- [Required tasks]
- 1) In the fentanyl text, how much more potent than morphine is pharmaceutical fentanyl said to be?
- 2) Write the next part of the text on fentanyl, starting after its last sentence.

- [Reading text]
########################################

As Attorney Eric T. Kirk will tell you. Fentanyl is an extraordinarily potent narcotic. “Pharmaceutical fentanyl is a synthetic opioid pain reliever, approved for treating severe pain, typically advanced cancer pain. It is 50 to 100 times more potent than morphine. It is prescribed in the form of transdermal patches or lozenges and can be diverted for misuse and abuse in the United States”. https://www.cdc.gov/drugoverdose/opioids/fentanyl/. Fentanyl is prescribed legally under brand names such as Duragesic.

Is A Drug Charge More Serious if Fentanyl is Found?

However, “non-pharmaceutical fentanyl is frequently referred to as illicitly manufactured fentanyl (IMF). IMF is often mixed with heroin and/or cocaine—with or without the user’s knowledge. Id. It comes as little surprise to anyone that follows the news that we are in the midst of what is being called an ‘opioid epidemic”, and, significant components in that epidemic are synthetic opioids. Indeed, the Drug Enforcement Administration advises: “Fentanyl is the most prevalent and the most significant synthetic opioid threat to the United States and will very likely remain the most prevalent synthetic opioid threat in the near term. The fentanyl threat remains most severe in the white powder heroin user market in the Midwest and Northeast United States, and fentanyl availability continues to be primarily by itself or with heroin. Fentanyl mixtures with non-opioid substances are a cause for public health concern due to the high potential for large numbers of fatal overdoses in short periods of time.” https://www.dea.gov/documents/2018/05/01/2018-fentanyl-remains-most-significant-synthetic-opioid-threat-us.

########################################

- [Stored data entries]
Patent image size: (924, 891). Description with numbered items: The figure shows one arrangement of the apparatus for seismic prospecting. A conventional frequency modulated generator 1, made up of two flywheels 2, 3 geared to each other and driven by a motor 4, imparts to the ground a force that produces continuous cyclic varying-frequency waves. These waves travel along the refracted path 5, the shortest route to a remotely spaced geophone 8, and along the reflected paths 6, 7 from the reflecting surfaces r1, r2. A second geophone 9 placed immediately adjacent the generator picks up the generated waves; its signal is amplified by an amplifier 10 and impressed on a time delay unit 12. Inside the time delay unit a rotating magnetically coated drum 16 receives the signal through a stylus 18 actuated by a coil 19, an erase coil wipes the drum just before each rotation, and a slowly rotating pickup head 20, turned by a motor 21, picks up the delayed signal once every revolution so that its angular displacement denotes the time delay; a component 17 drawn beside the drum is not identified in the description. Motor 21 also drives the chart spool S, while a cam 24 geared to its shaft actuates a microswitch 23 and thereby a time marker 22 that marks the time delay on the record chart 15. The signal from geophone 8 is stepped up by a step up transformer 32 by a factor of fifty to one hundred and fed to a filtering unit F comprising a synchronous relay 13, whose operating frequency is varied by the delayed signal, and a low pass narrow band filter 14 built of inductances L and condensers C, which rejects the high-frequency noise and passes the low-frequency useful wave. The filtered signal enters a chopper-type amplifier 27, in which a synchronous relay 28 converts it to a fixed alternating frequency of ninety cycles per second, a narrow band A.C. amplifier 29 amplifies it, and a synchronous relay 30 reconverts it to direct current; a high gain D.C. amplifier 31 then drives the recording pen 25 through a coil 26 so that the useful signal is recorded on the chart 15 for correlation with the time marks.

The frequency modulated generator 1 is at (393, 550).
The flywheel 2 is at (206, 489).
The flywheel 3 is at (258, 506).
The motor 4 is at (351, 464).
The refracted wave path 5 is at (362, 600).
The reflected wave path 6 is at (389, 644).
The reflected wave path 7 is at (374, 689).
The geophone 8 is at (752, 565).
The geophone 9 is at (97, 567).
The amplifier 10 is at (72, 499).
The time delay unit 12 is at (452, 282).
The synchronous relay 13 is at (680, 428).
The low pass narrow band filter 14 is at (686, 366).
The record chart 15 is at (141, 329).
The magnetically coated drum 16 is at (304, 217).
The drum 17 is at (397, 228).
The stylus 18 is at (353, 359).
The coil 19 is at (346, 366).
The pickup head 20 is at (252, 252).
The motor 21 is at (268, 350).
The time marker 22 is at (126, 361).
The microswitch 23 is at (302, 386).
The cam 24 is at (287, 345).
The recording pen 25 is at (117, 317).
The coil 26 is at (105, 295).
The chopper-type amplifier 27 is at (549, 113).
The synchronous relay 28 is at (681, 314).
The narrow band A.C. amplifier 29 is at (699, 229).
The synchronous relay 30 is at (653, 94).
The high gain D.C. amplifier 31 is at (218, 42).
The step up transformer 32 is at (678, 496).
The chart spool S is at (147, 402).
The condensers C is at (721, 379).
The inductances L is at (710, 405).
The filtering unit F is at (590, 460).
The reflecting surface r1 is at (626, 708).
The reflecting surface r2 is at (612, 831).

########################################

- [Answers for each item]
- 1) 50 to 100 times more potent.

- 2)
The Department of Health provides some sobering statistics related to fentanyl. Between 2016 and 2017 the number of Maryland fentanyl related deaths increased from 1119 to 1594, and “[s]eventy-eight percent of heroin-related deaths in 2017 occurred in combination with fentanyl”

Source:https://bha.health.maryland.gov/OVERDOSE_PREVENTION/Documents/Drug_Intox_Report_2017.pdf.

Although slowing, the trend continued in 2018, with fentanyl related deaths increasing by 18% over 2017. Statewide, “[i]n 2018, fentanyl deaths increased in 12 jurisdictions, declined in 9 counties, and remained the same in 3 counties.”

Source: https://bha.health.maryland.gov/Documents/Annual_2018_Drug_Intox_Report.pdf

In 2017 the legislature reacted to the swift rise in fentanyl use, and related deaths, enacting section 5-608.1 of the Criminal Law Article. Under this provision, any person who distributes, or possesses with the intent to distribute “a mixture that contains heroin and a detectable amount of fentanyl or any analogue of fentanyl, or fentanyl or any analogue of fentanyl” is subject to an enhanced penalty of up to 10 years, which must run concurrently with any penalty imposed for the on the distribution charge.